Reading passage below:
Bristol District Attorney C. Samuel Sutter's office announced that Fall River District Court Judge Brian Gilligan found probable cause on Wednesday to issue criminal complaints against the two men.
Gregg Miliote, a spokesman for the district attorney's office, said no date has been set for their arraignments.
The charges are in connection with the drowning death of Marie Joseph, 36, a mother of five, in Fall River Veterans Memorial Pool, located in Lafayette Park.
Joseph, a hotel housekeeper in Newport, R.I., went to the pool on June 26 and was supervising a child on a water slide when she went under and didn't resurface. Her body remained in the pool for two days until she was discovered.
Shanahan and Carter resigned after the drowning.
Prosecutors believe that children using the pool in the days after Joseph's death were in danger because of its murky conditions.
They say the pool should have been closed because the water was too cloudy.
The judge's ruling is a reversal of Clerk-Magistrate John O'Neil's decision on Nov. 9, where he found no probable cause to support reckless endangerment charges against Shanahan and Carter.
At the time, Sutter said he was disappointed with O'Neil's ruling and appealed the matter to a judge.
The district attorney expressed his pleasure at the judge's ruling in a statement released Wednesday.
"I was convinced at the time we applied for criminal complaints in early October that there was sufficient evidence to do so, and I remain convinced," Sutter said.
The charge of reckless endangerment of a child is a misdemeanor under Massachusetts law and is punishable by a maximum sentence of 2½ years in the House of Correction, according to Miliote.
In Sutter's report of the conditions at the pool, which was released in October, the district attorney was highly critical of the pool's supervision and operation.
"A series of poor decisions, with errors compounding errors, a disregard for regulatory requirement and a disregard for the proper standard for operating the pool pervaded multiple levels of DCR supervision and management," Sutter said in the 20-page report.
The district attorney said "the investigation revealed a repeated willingness to diminish safety standards by re-interpreting the applicable regulation and substituting self-generated standards."
End of Reading passage.
(Problem to work on):
Answer these questions from the pool drowning article:
(a) What job did Marie Joseph hold, and where?
(b) Who found no probable cause on Nov. 9?
(c) What is the maximum sentence for reckless endangerment of a child?
The lines after this have nothing to do with the pool drowning article.
Supplied material below:
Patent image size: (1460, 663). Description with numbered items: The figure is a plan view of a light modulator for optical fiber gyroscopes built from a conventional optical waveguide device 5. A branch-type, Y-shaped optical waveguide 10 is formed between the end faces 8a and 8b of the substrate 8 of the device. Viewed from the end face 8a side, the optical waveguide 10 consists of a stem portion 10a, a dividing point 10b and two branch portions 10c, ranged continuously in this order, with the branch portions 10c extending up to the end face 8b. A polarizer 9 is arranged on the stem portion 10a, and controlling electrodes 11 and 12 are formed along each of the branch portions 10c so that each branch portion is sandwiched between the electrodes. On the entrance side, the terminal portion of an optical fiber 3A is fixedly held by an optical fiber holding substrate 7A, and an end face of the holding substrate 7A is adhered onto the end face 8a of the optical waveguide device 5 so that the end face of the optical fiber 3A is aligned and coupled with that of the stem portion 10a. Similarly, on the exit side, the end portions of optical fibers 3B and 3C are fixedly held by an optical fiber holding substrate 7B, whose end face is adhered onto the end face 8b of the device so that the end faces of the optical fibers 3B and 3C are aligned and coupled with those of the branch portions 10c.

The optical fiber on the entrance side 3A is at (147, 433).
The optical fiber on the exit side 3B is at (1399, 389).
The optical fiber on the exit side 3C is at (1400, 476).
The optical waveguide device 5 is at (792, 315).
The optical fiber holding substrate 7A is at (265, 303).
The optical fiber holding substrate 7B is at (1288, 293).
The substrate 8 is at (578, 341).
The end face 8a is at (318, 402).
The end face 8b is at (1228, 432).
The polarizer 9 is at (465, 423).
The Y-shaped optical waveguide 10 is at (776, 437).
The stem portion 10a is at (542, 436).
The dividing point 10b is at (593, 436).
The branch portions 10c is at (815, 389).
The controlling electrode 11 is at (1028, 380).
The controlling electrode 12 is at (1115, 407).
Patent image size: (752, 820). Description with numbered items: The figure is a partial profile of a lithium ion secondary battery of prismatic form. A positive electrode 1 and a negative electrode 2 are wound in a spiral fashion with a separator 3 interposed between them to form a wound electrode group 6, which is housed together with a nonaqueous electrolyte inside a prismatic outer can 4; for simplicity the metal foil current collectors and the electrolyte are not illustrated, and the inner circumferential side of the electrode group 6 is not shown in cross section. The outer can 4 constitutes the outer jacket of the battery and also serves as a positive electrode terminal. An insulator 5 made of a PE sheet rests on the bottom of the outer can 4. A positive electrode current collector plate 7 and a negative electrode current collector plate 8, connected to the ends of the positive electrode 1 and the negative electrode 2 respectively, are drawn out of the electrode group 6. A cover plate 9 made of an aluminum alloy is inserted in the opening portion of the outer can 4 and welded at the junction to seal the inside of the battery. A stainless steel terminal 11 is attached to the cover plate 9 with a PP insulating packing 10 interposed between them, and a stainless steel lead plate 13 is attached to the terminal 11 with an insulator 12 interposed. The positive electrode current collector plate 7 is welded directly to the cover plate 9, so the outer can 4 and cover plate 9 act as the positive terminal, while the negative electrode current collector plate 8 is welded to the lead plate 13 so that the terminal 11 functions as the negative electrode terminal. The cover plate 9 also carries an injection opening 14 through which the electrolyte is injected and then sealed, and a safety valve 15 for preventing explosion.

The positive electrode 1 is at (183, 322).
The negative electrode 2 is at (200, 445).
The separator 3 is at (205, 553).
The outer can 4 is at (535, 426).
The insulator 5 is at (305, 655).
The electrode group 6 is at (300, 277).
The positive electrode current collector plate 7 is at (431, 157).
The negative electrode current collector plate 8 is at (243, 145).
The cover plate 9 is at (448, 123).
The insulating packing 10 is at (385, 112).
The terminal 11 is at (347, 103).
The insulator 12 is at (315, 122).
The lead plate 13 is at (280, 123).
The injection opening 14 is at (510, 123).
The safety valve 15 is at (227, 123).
End of Supplied material.
(Result of this task):
(a) She was a hotel housekeeper in Newport, R.I.
(b) Clerk-Magistrate John O'Neil.
(c) 2½ years in the House of Correction.